(Given records)

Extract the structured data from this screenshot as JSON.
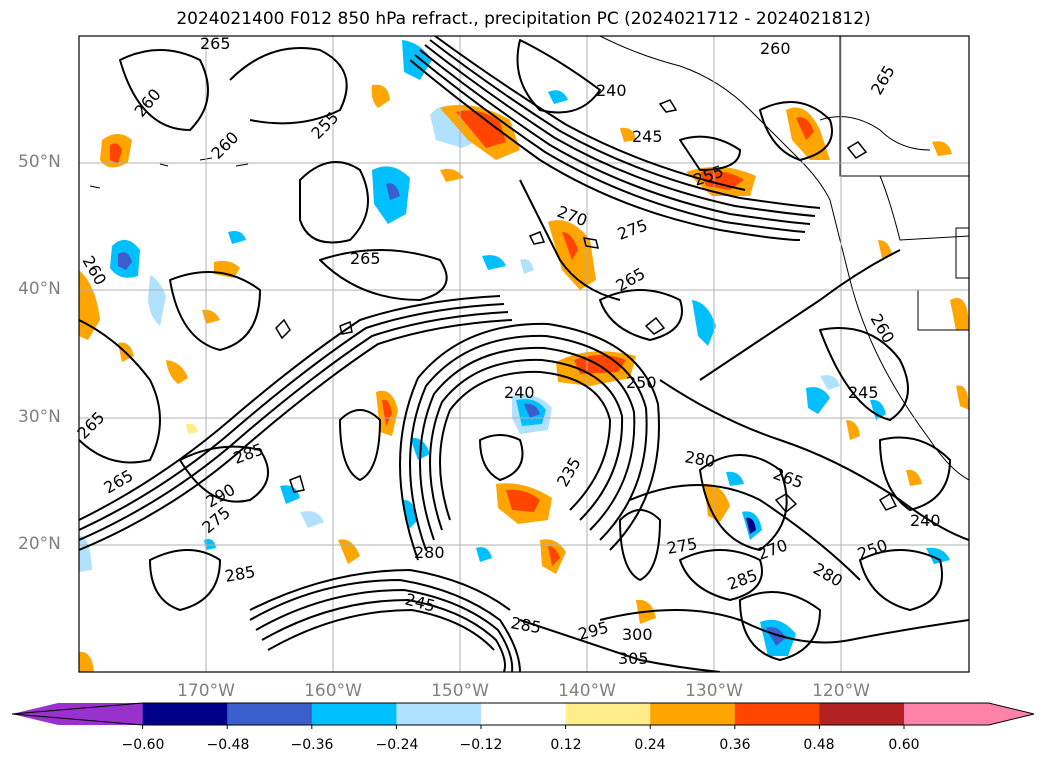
{
  "title": "2024021400 F012 850 hPa refract., precipitation PC (2024021712 - 2024021812)",
  "axes": {
    "lat_labels": [
      "50°N",
      "40°N",
      "30°N",
      "20°N"
    ],
    "lon_labels": [
      "170°W",
      "160°W",
      "150°W",
      "140°W",
      "130°W",
      "120°W"
    ]
  },
  "colorbar": {
    "ticks": [
      "−0.60",
      "−0.48",
      "−0.36",
      "−0.24",
      "−0.12",
      "0.12",
      "0.24",
      "0.36",
      "0.48",
      "0.60"
    ],
    "colors": [
      "#9932cc",
      "#00008b",
      "#3a5fcd",
      "#00bfff",
      "#b0e2ff",
      "#ffffff",
      "#ffec8b",
      "#ffa500",
      "#ff4500",
      "#b22222",
      "#ff82ab"
    ]
  },
  "contour_labels": {
    "l1": "265",
    "l2": "260",
    "l3": "260",
    "l4": "255",
    "l5": "260",
    "l6": "240",
    "l7": "245",
    "l8": "255",
    "l9": "265",
    "l10": "270",
    "l11": "275",
    "l12": "265",
    "l13": "265",
    "l14": "260",
    "l15": "245",
    "l16": "265",
    "l17": "240",
    "l18": "235",
    "l19": "250",
    "l20": "265",
    "l21": "280",
    "l22": "240",
    "l23": "285",
    "l24": "290",
    "l25": "275",
    "l26": "285",
    "l27": "280",
    "l28": "275",
    "l29": "245",
    "l30": "295",
    "l31": "300",
    "l32": "305",
    "l33": "285",
    "l34": "270",
    "l35": "280",
    "l36": "250",
    "l37": "285",
    "l38": "265",
    "l39": "260"
  }
}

(Your instructions)
Print out the whole of the material word for word, without pictures.

(Reply to the exercise)
Extract the structured data from this screenshot as JSON.
{
  "title": "2024021400 F012 850 hPa refract., precipitation PC (2024021712 - 2024021812)",
  "axes": {
    "lat_labels": [
      "50°N",
      "40°N",
      "30°N",
      "20°N"
    ],
    "lon_labels": [
      "170°W",
      "160°W",
      "150°W",
      "140°W",
      "130°W",
      "120°W"
    ]
  },
  "colorbar": {
    "ticks": [
      "−0.60",
      "−0.48",
      "−0.36",
      "−0.24",
      "−0.12",
      "0.12",
      "0.24",
      "0.36",
      "0.48",
      "0.60"
    ],
    "colors": [
      "#9932cc",
      "#00008b",
      "#3a5fcd",
      "#00bfff",
      "#b0e2ff",
      "#ffffff",
      "#ffec8b",
      "#ffa500",
      "#ff4500",
      "#b22222",
      "#ff82ab"
    ]
  },
  "contour_labels": {
    "l1": "265",
    "l2": "260",
    "l3": "260",
    "l4": "255",
    "l5": "260",
    "l6": "240",
    "l7": "245",
    "l8": "255",
    "l9": "265",
    "l10": "270",
    "l11": "275",
    "l12": "265",
    "l13": "265",
    "l14": "260",
    "l15": "245",
    "l16": "265",
    "l17": "240",
    "l18": "235",
    "l19": "250",
    "l20": "265",
    "l21": "280",
    "l22": "240",
    "l23": "285",
    "l24": "290",
    "l25": "275",
    "l26": "285",
    "l27": "280",
    "l28": "275",
    "l29": "245",
    "l30": "295",
    "l31": "300",
    "l32": "305",
    "l33": "285",
    "l34": "270",
    "l35": "280",
    "l36": "250",
    "l37": "285",
    "l38": "265",
    "l39": "260"
  }
}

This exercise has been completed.